■ **文本摘录**
SE block

综述

图像特征的提取能力是CNN的核心能力，而SE block可以起到为CNN校准采样的作用。

根据感受野理论，特征矩阵主要来自于样本的中央区域，处在边缘位置的酒瓶的图像特征很大概率会被pooling层抛弃掉。而SE block的加入就可以通过来调整特征矩阵，增强酒瓶特征的比重，提高它的识别概率。

1. [SE-Net] Squeeze-and-Excitation Networks
2. [SC-SE] Concurrent Spatial and Channel ‘Squeeze & Excitation’ in Fully Convolutional Networks
3. [CMPE-SE] Competitive Inner-Imaging Squeeze and Excitation for Residual Network

SENet: Squeeze-and-Excitation Networks

1. 动机

   • prior research has investigated the spatial component to achieve more powerful representations
   • we focus on the channel relationship instead
   • SE-block：adaptively recalibrates channel-wise feature responses by explicitly modelling interdependencies between channels
   • enhancing the representational power
   • in a computationally efficient manner

2. 论点

   • stronger network：
     • deeper
     • NiN-like bocks
   • cross-channel correlations in prior work
     • mapped as new combinations of features through 1x1 conv
     • concentrated on the objective of reducing model and computational complexity
   • In contrast, we found this mechanism
     • can ease the learning process
     • and significantly enhance the representational power of the network
   • Attention
     • Attention can be interpreted as a means of biasing the allocation of available computational resources towards the most informative components
       • Some works provide interesting studies into the combined use of spatial and channel attention

3. 方法

   • SE-block

     • The channel relationships modelled by convolution are inherently implicit and local

     • we would like to provide it with access to global information

     • squeeze：using global average pooling

     • excitation：nonlinear & non-mutually-exclusive using sigmoid

       • bottleneck：a dimensionality-reduction layer $W_1$ with reduction ratio $r$ and ReLU and a dimensionality-increasing layer $W_2$

       • $s = F_{ex}(z,W) = \sigma (W_2 \delta(W_1 z))$

         

     • integration

       • insert after the non-linearity following each convolution
       • inception：take the transformation $F_{tr}$ to be an entire Inception module

       • residual：take the transformation $F_{tr}$ to be the non-identity branch of a residual module

         

   • model and computational complexity

     • ResNet50 vs. SE-ResNet50：0.26% relative increase GFLOPs approaching ResNet10’s accuracy
     • the additional parameters result solely from the two FC layers, among which the final stage FC claims the majority due to being performed across the greatest number of channels
     • the costly final stage of SE blocks could be removed at only a small cost in performance

   • ablations

     • FC
       • removing the biases of the FC layers in the excitation facilitates the modelling of channel dependencies
     • reduction ratio
       • performance is robust to a range of reduction ratios
       • In practice, using an identical ratio throughout a network may not be optimal due to the distinct roles performed by different layers
     • squeeze
       • global average pooling vs. global max pooling：average pooling slightly better
     • excitation
       • Sigmoid vs. ReLU vs. tanh：
         • tanh：slightly worse
         • ReLU：dramatically worse
     • stages
       • each stages brings benefits
       • combination make even better
     • integration strategy
       • fairly robust to their location, provided that they are applied prior to branch aggregation
       • inside the residual unit：fewer channels, fewer parameters, comparable accuracy
   • primitive understanding
     • squeeze
       • the use of global information has a significant influence on the model performance
     • excitation
       • the distribution across different classes is very similar at the earlier layers (general features)

[数据文件片段]

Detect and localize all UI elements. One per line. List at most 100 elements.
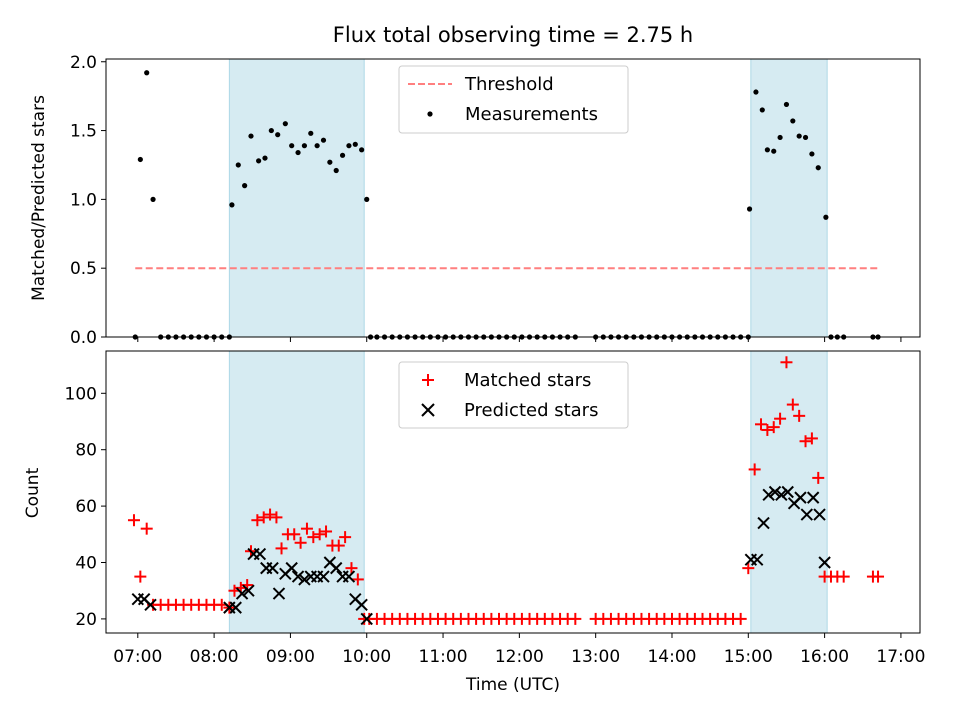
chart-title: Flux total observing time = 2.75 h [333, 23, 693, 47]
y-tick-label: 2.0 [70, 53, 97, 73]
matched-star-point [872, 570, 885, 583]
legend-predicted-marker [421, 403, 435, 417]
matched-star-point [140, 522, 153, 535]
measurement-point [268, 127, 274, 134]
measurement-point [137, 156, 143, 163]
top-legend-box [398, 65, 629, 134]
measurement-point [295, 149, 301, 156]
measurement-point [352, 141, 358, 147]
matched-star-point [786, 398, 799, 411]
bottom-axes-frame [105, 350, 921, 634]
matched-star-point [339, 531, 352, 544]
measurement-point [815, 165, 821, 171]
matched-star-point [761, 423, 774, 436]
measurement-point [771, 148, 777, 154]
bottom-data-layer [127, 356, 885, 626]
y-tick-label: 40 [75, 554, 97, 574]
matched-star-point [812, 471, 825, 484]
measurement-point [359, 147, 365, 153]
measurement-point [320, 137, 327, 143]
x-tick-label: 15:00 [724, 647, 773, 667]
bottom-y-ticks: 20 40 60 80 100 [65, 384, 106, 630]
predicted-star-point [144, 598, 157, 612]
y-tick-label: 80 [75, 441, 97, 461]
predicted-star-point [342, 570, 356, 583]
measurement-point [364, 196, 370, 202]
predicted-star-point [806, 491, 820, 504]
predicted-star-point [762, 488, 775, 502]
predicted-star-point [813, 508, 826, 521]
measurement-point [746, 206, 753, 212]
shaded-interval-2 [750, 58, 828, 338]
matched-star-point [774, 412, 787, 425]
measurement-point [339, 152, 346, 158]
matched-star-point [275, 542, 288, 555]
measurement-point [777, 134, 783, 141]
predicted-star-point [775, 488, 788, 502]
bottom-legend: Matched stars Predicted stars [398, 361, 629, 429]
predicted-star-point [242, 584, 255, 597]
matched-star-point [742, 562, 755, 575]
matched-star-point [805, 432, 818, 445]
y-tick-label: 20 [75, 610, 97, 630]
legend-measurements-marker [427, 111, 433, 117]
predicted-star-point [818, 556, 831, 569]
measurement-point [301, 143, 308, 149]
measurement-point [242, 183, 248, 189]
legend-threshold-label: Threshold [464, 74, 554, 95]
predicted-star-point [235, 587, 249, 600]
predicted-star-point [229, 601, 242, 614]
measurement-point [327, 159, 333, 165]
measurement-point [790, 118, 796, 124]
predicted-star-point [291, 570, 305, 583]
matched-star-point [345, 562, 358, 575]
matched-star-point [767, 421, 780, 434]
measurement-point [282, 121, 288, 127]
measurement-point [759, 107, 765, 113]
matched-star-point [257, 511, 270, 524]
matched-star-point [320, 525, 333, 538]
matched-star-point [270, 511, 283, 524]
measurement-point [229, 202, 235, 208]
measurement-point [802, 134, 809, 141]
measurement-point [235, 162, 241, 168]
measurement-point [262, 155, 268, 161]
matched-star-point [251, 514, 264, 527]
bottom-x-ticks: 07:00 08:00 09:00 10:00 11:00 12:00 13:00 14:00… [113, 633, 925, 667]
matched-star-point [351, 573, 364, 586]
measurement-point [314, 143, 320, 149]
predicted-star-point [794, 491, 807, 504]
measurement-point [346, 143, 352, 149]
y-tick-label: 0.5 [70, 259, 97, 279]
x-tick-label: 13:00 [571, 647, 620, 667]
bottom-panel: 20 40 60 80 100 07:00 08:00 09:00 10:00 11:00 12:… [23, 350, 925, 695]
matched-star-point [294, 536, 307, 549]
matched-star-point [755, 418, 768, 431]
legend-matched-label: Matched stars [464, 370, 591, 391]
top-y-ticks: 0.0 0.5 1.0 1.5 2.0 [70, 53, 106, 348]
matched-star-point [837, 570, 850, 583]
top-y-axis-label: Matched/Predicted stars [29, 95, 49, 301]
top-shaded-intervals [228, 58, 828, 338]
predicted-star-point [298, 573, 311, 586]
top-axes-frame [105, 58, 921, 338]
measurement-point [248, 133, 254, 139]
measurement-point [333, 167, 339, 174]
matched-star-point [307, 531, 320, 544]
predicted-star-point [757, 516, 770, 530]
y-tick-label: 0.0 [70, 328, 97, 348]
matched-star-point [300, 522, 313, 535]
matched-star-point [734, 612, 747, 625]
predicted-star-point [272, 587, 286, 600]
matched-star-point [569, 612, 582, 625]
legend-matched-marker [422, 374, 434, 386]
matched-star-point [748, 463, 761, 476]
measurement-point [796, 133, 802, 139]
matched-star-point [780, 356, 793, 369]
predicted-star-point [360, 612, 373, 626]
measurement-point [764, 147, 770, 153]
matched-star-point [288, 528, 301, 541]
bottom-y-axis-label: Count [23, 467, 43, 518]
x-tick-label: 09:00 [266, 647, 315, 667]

■ **任务**
在关于SE block的文本中，excitation部分的消融实验比较了Sigmoid、ReLU和tanh。其中哪一种的表现被描述为“dramatically worse”？

■ **练习答复**
ReLU。